Extract to read:

==*==

23 facts about Jenny Saville

  • Jenny Saville was born in 1970 in Cambridge, England, She attended the Glasgow School of Art from 1988 to 1992, Saville also spent a term at the University of Cincinnati in 1991.
  • Jenny Saville went t the Lilley and Stone School ( now The Newark Academy) in Newark, Nottinghamshire, for her secondary education, later gaining her Bachelor of Fine Arts degree at Glasgow School of Art. During her six month scholarship to the University of Cincinnati she enrolled in a course in women’s studies where Saville was exposed to gender political ideas and renowned feminist writers.
  • Saville’s studies focused more on her interest in imperfections of the human flesh, with all of its implications and taboos. Saville had been captivated by details of the human body since she was a child; she has spoken of seeing the work of Titian and Tintoretto on trips with her uncle.
  • Jenny Saville is a contemporary British painter. She is known for large scale painted depictions of nude women.
  • While on a fellowship in Connecticut in 1994, Saville was able to observe a New York City plastic surgeon at work. Studying the reconstruction of human flesh was formative in her perception of the body, her time with the surgeon fueled her examination into the infinite ways that flesh is transformed and disfigured. Saville explored medical pathologies; viewed cadavers in the morgue; examined animals and meat; studied Classical and Renaissance sculpture; and observed couples in public, mothers with their children, individuals whose bodies challenge gender dichotomies, and more.
  • At the end of Saville’s undergraduate education, the leading British art collector, Charles Saatchi, saw her work at Clare Henry’s Critics Choice exhibition at the Cooling Gallery in Cork St. . He offered the artist an 18 month contract, supporting her while she created new works to be exhibited in the Saatchi Gallery in London.

==*==

Data to examine:

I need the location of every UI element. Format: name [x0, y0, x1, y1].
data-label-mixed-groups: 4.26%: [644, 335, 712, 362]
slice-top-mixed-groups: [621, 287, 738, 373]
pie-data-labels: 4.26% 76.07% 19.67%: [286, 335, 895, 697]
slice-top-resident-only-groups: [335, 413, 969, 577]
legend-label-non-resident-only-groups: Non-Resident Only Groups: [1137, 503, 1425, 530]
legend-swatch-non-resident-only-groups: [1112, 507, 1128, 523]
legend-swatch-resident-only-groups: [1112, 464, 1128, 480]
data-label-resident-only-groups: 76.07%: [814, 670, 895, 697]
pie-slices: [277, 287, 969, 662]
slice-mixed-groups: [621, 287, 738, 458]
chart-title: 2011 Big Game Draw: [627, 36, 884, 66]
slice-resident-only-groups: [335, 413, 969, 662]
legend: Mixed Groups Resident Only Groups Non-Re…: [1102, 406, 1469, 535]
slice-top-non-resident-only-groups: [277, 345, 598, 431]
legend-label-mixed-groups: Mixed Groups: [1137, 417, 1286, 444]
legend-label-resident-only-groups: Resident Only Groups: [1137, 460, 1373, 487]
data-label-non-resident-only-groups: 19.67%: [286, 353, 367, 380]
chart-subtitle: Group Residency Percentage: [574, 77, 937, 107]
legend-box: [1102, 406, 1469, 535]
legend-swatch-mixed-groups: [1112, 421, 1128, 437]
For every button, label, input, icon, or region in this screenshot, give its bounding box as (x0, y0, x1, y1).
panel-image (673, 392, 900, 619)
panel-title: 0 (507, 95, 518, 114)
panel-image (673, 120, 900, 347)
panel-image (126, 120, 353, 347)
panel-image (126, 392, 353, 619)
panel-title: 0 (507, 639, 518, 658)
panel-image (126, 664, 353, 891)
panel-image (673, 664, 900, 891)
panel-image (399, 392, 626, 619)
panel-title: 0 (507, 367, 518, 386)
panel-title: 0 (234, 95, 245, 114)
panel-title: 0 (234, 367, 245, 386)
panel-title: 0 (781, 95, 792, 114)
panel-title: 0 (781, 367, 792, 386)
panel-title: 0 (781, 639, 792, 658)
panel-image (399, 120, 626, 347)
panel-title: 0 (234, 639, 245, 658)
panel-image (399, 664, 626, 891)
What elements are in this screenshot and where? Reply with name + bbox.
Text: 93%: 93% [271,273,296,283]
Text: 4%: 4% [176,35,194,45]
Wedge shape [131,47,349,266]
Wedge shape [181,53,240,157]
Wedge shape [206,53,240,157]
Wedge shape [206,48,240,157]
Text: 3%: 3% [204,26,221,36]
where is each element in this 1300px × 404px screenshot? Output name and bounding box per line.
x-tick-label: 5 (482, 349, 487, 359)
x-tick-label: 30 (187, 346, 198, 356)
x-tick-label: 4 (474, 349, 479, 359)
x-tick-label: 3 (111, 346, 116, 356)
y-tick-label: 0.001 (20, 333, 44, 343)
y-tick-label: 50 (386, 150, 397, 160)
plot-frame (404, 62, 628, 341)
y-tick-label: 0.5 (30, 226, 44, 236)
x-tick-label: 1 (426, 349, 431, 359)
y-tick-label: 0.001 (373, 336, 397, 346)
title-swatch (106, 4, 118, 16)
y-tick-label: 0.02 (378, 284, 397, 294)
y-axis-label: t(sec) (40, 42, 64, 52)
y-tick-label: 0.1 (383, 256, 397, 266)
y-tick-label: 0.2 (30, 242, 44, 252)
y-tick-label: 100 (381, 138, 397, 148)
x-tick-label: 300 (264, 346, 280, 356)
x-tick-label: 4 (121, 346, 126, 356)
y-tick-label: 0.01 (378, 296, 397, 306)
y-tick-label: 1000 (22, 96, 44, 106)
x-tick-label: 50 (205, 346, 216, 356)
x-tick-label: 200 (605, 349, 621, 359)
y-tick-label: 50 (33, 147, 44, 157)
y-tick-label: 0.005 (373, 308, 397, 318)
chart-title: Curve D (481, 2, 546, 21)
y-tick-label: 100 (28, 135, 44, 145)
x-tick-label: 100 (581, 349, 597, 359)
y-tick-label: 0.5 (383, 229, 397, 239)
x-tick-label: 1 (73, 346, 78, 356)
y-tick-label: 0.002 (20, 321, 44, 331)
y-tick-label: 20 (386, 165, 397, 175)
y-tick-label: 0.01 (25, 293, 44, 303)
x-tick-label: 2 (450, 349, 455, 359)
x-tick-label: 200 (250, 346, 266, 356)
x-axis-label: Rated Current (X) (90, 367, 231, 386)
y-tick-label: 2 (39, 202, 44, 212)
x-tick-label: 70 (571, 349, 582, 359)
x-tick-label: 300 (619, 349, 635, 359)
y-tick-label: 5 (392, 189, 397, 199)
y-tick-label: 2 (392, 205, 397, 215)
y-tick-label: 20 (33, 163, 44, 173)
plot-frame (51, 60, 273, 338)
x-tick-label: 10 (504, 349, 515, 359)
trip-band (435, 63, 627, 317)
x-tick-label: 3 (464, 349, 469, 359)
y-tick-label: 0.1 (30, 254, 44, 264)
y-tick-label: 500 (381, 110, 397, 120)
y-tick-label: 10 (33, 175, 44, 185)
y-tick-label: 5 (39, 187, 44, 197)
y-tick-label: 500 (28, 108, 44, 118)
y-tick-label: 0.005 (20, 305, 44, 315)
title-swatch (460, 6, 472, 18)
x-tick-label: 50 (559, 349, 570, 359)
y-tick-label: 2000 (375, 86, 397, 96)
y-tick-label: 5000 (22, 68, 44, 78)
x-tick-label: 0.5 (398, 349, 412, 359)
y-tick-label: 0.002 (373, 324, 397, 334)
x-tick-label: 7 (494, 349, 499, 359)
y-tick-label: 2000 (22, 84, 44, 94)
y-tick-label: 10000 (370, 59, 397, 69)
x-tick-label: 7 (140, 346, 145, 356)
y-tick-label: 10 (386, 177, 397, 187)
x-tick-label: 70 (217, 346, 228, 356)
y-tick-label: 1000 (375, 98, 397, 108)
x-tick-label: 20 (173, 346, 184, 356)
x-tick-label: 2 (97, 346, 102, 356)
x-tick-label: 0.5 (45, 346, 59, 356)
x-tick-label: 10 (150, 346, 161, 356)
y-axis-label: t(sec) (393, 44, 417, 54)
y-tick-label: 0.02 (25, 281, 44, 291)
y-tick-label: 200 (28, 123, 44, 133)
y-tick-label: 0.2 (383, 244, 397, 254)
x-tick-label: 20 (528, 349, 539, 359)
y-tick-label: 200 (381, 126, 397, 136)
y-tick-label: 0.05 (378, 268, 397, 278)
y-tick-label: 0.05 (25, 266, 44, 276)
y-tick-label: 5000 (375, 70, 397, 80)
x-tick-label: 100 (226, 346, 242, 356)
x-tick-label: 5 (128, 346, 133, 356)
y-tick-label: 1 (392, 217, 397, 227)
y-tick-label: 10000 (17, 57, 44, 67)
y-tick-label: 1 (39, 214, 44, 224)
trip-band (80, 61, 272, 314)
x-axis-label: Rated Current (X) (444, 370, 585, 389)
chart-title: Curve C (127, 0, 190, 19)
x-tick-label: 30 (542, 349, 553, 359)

==*==

Task directions: Copy out the whole text on Jenny Saville word for word. Work from the text about Jenny Saville alone.

Your solution:
23 facts about Jenny Saville

  • Jenny Saville was born in 1970 in Cambridge, England, She attended the Glasgow School of Art from 1988 to 1992, Saville also spent a term at the University of Cincinnati in 1991.
  • Jenny Saville went t the Lilley and Stone School ( now The Newark Academy) in Newark, Nottinghamshire, for her secondary education, later gaining her Bachelor of Fine Arts degree at Glasgow School of Art. During her six month scholarship to the University of Cincinnati she enrolled in a course in women’s studies where Saville was exposed to gender political ideas and renowned feminist writers.
  • Saville’s studies focused more on her interest in imperfections of the human flesh, with all of its implications and taboos. Saville had been captivated by details of the human body since she was a child; she has spoken of seeing the work of Titian and Tintoretto on trips with her uncle.
  • Jenny Saville is a contemporary British painter. She is known for large scale painted depictions of nude women.
  • While on a fellowship in Connecticut in 1994, Saville was able to observe a New York City plastic surgeon at work. Studying the reconstruction of human flesh was formative in her perception of the body, her time with the surgeon fueled her examination into the infinite ways that flesh is transformed and disfigured. Saville explored medical pathologies; viewed cadavers in the morgue; examined animals and meat; studied Classical and Renaissance sculpture; and observed couples in public, mothers with their children, individuals whose bodies challenge gender dichotomies, and more.
  • At the end of Saville’s undergraduate education, the leading British art collector, Charles Saatchi, saw her work at Clare Henry’s Critics Choice exhibition at the Cooling Gallery in Cork St. . He offered the artist an 18 month contract, supporting her while she created new works to be exhibited in the Saatchi Gallery in London.